Report all lines holding "title".

--- start of DATASET ROWS ---

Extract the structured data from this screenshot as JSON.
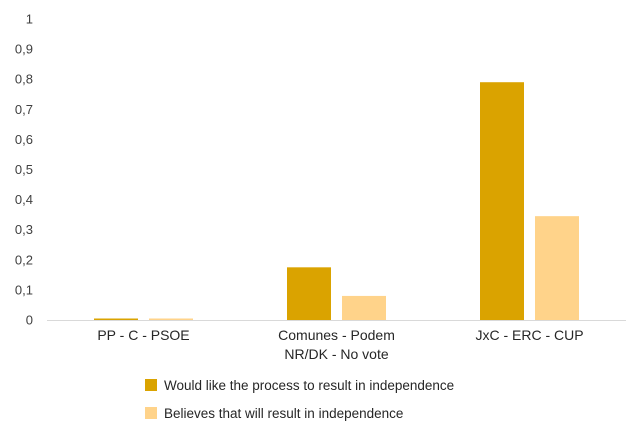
{
  "chart_data": {
    "type": "bar",
    "categories": [
      [
        "PP - C - PSOE"
      ],
      [
        "Comunes - Podem",
        "NR/DK - No vote"
      ],
      [
        "JxC - ERC - CUP"
      ]
    ],
    "series": [
      {
        "name": "Would like the process to result in independence",
        "values": [
          0.005,
          0.175,
          0.79
        ],
        "color": "#DAA300"
      },
      {
        "name": "Believes that will result in independence",
        "values": [
          0.003,
          0.08,
          0.345
        ],
        "color": "#FFD38A"
      }
    ],
    "y_ticks": [
      "0",
      "0,1",
      "0,2",
      "0,3",
      "0,4",
      "0,5",
      "0,6",
      "0,7",
      "0,8",
      "0,9",
      "1"
    ],
    "ylim": [
      0,
      1
    ],
    "grid": false,
    "legend_position": "bottom",
    "title": "",
    "xlabel": "",
    "ylabel": ""
  }
}
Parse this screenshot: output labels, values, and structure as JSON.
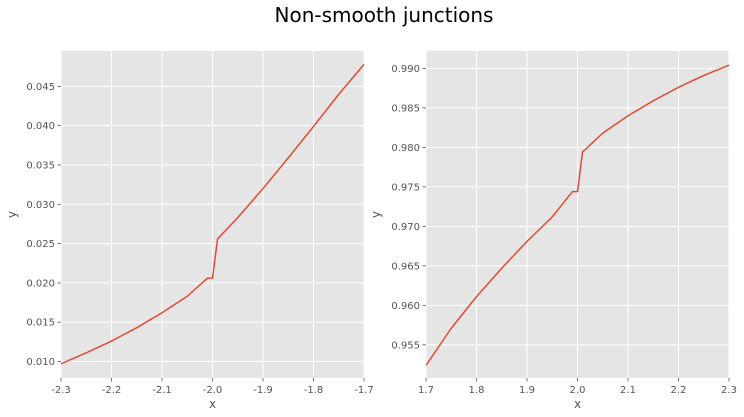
{
  "title": "Non-smooth junctions",
  "chart_data": [
    {
      "type": "line",
      "xlabel": "x",
      "ylabel": "y",
      "xlim": [
        -2.3,
        -1.7
      ],
      "ylim": [
        0.0079,
        0.0495
      ],
      "xticks": [
        "-2.3",
        "-2.2",
        "-2.1",
        "-2.0",
        "-1.9",
        "-1.8",
        "-1.7"
      ],
      "yticks": [
        "0.010",
        "0.015",
        "0.020",
        "0.025",
        "0.030",
        "0.035",
        "0.040",
        "0.045"
      ],
      "grid": true,
      "color": "#E24A33",
      "series": [
        {
          "x": [
            -2.3,
            -2.25,
            -2.2,
            -2.15,
            -2.1,
            -2.05,
            -2.01,
            -2.0,
            -1.99,
            -1.95,
            -1.9,
            -1.85,
            -1.8,
            -1.75,
            -1.7
          ],
          "y": [
            0.0097,
            0.0111,
            0.0126,
            0.0143,
            0.0162,
            0.0183,
            0.0206,
            0.0206,
            0.0256,
            0.0283,
            0.032,
            0.0359,
            0.0399,
            0.044,
            0.0478
          ]
        }
      ]
    },
    {
      "type": "line",
      "xlabel": "x",
      "ylabel": "y",
      "xlim": [
        1.7,
        2.3
      ],
      "ylim": [
        0.9508,
        0.9922
      ],
      "xticks": [
        "1.7",
        "1.8",
        "1.9",
        "2.0",
        "2.1",
        "2.2",
        "2.3"
      ],
      "yticks": [
        "0.955",
        "0.960",
        "0.965",
        "0.970",
        "0.975",
        "0.980",
        "0.985",
        "0.990"
      ],
      "grid": true,
      "color": "#E24A33",
      "series": [
        {
          "x": [
            1.7,
            1.75,
            1.8,
            1.85,
            1.9,
            1.95,
            1.99,
            2.0,
            2.01,
            2.05,
            2.1,
            2.15,
            2.2,
            2.25,
            2.3
          ],
          "y": [
            0.9524,
            0.9571,
            0.9611,
            0.9647,
            0.9681,
            0.9712,
            0.9744,
            0.9744,
            0.9794,
            0.9818,
            0.984,
            0.9859,
            0.9876,
            0.9891,
            0.9904
          ]
        }
      ]
    }
  ]
}
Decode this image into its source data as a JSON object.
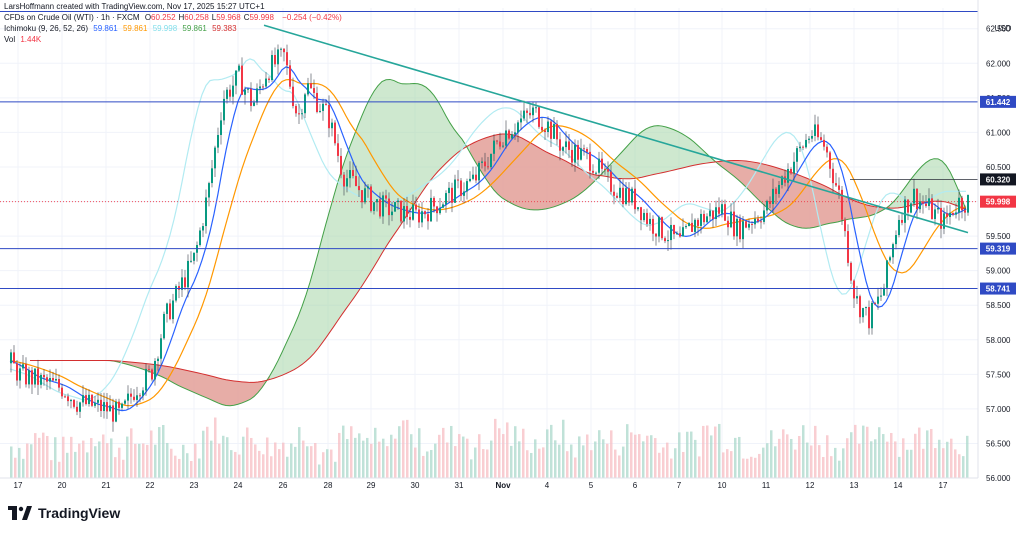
{
  "credit": "LarsHoffmann created with TradingView.com, Nov 17, 2025 15:27 UTC+1",
  "legend": {
    "symbol": "CFDs on Crude Oil (WTI) · 1h · FXCM",
    "ohlc": [
      {
        "k": "O",
        "v": "60.252"
      },
      {
        "k": "H",
        "v": "60.258"
      },
      {
        "k": "L",
        "v": "59.968"
      },
      {
        "k": "C",
        "v": "59.998"
      }
    ],
    "change": "−0.254 (−0.42%)",
    "ichimoku_label": "Ichimoku (9, 26, 52, 26)",
    "ichimoku_values": [
      "59.861",
      "59.861",
      "59.998",
      "59.861",
      "59.383"
    ],
    "vol_label": "Vol",
    "vol_value": "1.44K"
  },
  "brand": "TradingView",
  "chart_data": {
    "type": "line",
    "currency": "USD",
    "y_ticks": [
      "56.000",
      "56.500",
      "57.000",
      "57.500",
      "58.000",
      "58.500",
      "59.000",
      "59.500",
      "60.000",
      "60.500",
      "61.000",
      "61.500",
      "62.000",
      "62.500"
    ],
    "ylim": [
      56.0,
      62.8
    ],
    "x_ticks": [
      "17",
      "20",
      "21",
      "22",
      "23",
      "24",
      "26",
      "28",
      "29",
      "30",
      "31",
      "Nov",
      "4",
      "5",
      "6",
      "7",
      "10",
      "11",
      "12",
      "13",
      "14",
      "17"
    ],
    "price_labels": [
      {
        "value": 61.442,
        "text": "61.442",
        "kind": "level"
      },
      {
        "value": 60.32,
        "text": "60.320",
        "kind": "level"
      },
      {
        "value": 59.998,
        "text": "59.998",
        "kind": "last"
      },
      {
        "value": 59.319,
        "text": "59.319",
        "kind": "level"
      },
      {
        "value": 58.741,
        "text": "58.741",
        "kind": "level"
      }
    ],
    "level_line_values": [
      62.75,
      61.442,
      59.319,
      58.741
    ],
    "trendline": {
      "from": {
        "x": "Oct 25",
        "y": 62.55
      },
      "to": {
        "x": "Nov 17",
        "y": 59.55
      }
    },
    "price_path": [
      [
        "Oct 16",
        57.7
      ],
      [
        "Oct 17",
        57.5
      ],
      [
        "Oct 20",
        57.3
      ],
      [
        "Oct 20",
        57.1
      ],
      [
        "Oct 21",
        57.0
      ],
      [
        "Oct 21",
        56.9
      ],
      [
        "Oct 21",
        57.3
      ],
      [
        "Oct 22",
        57.5
      ],
      [
        "Oct 22",
        58.3
      ],
      [
        "Oct 23",
        59.2
      ],
      [
        "Oct 23",
        60.2
      ],
      [
        "Oct 23",
        61.5
      ],
      [
        "Oct 24",
        61.8
      ],
      [
        "Oct 24",
        61.4
      ],
      [
        "Oct 24",
        61.9
      ],
      [
        "Oct 26",
        62.1
      ],
      [
        "Oct 26",
        61.2
      ],
      [
        "Oct 27",
        61.7
      ],
      [
        "Oct 28",
        61.2
      ],
      [
        "Oct 28",
        60.4
      ],
      [
        "Oct 29",
        60.0
      ],
      [
        "Oct 29",
        59.9
      ],
      [
        "Oct 30",
        59.8
      ],
      [
        "Oct 30",
        59.9
      ],
      [
        "Oct 31",
        60.2
      ],
      [
        "Oct 31",
        60.3
      ],
      [
        "Nov 1",
        61.0
      ],
      [
        "Nov 3",
        61.3
      ],
      [
        "Nov 3",
        61.1
      ],
      [
        "Nov 4",
        60.8
      ],
      [
        "Nov 5",
        60.6
      ],
      [
        "Nov 5",
        60.3
      ],
      [
        "Nov 6",
        60.0
      ],
      [
        "Nov 6",
        59.7
      ],
      [
        "Nov 7",
        59.4
      ],
      [
        "Nov 7",
        59.7
      ],
      [
        "Nov 10",
        59.9
      ],
      [
        "Nov 10",
        59.6
      ],
      [
        "Nov 11",
        59.9
      ],
      [
        "Nov 11",
        60.3
      ],
      [
        "Nov 12",
        61.0
      ],
      [
        "Nov 12",
        60.8
      ],
      [
        "Nov 12",
        60.1
      ],
      [
        "Nov 13",
        58.6
      ],
      [
        "Nov 13",
        58.3
      ],
      [
        "Nov 13",
        58.7
      ],
      [
        "Nov 14",
        59.8
      ],
      [
        "Nov 14",
        60.1
      ],
      [
        "Nov 17",
        59.7
      ],
      [
        "Nov 17",
        59.998
      ]
    ],
    "volume_series": [
      0.4,
      0.6,
      0.3,
      0.5,
      0.7,
      0.4,
      0.5,
      0.6,
      0.3,
      0.4,
      0.8,
      0.5,
      0.6,
      0.4,
      0.5,
      0.7,
      0.3,
      0.6,
      0.5,
      0.4,
      0.9,
      0.5,
      0.6,
      0.7,
      0.4,
      0.8,
      0.6,
      0.5,
      0.7,
      0.4,
      0.6,
      0.5,
      0.7,
      0.6,
      0.4,
      0.5,
      0.8,
      0.6,
      0.4,
      0.5,
      0.6,
      0.7,
      0.5,
      0.4,
      0.6,
      0.8,
      0.5,
      0.6,
      0.7,
      0.5
    ],
    "colors": {
      "up": "#089981",
      "down": "#f23645",
      "conversion": "#2962ff",
      "base": "#ff9800",
      "lagging": "#b2ebf2",
      "cloud_up": "#a5d6a7",
      "cloud_down": "#ef9a9a",
      "span_a": "#43a047",
      "span_b": "#d32f2f",
      "trendline": "#26a69a",
      "level": "#2f4ac4",
      "last_price": "#f23645"
    }
  }
}
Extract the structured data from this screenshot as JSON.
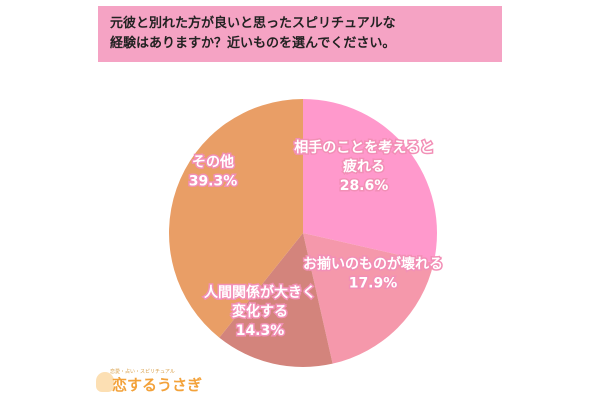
{
  "header": {
    "question": "元彼と別れた方が良いと思ったスピリチュアルな\n経験はありますか？近いものを選んでください。"
  },
  "brand": {
    "tagline": "恋愛・占い・スピリチュアル",
    "name": "恋するうさぎ"
  },
  "colors": {
    "banner": "#f5a3c4",
    "label_text": "#ffffff",
    "label_stroke": "#f28fb6"
  },
  "chart_data": {
    "type": "pie",
    "title": "元彼と別れた方が良いと思ったスピリチュアルな経験はありますか？近いものを選んでください。",
    "slices": [
      {
        "label": "相手のことを考えると疲れる",
        "value": 28.6,
        "value_text": "28.6%",
        "label_lines": [
          "相手のことを考えると",
          "疲れる"
        ],
        "color": "#ff99cc"
      },
      {
        "label": "お揃いのものが壊れる",
        "value": 17.9,
        "value_text": "17.9%",
        "label_lines": [
          "お揃いのものが壊れる"
        ],
        "color": "#f598ab"
      },
      {
        "label": "人間関係が大きく変化する",
        "value": 14.3,
        "value_text": "14.3%",
        "label_lines": [
          "人間関係が大きく",
          "変化する"
        ],
        "color": "#d3847c"
      },
      {
        "label": "その他",
        "value": 39.3,
        "value_text": "39.3%",
        "label_lines": [
          "その他"
        ],
        "color": "#e99e66"
      }
    ]
  }
}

--- end of DATASET ROWS ---

- **SOLUTION TO THE PROBLEM**:
    "title": "",
  "title": "Non-smooth junctions",
    "title": "元彼と別れた方が良いと思ったスピリチュアルな経験はありますか？近いものを選んでください。",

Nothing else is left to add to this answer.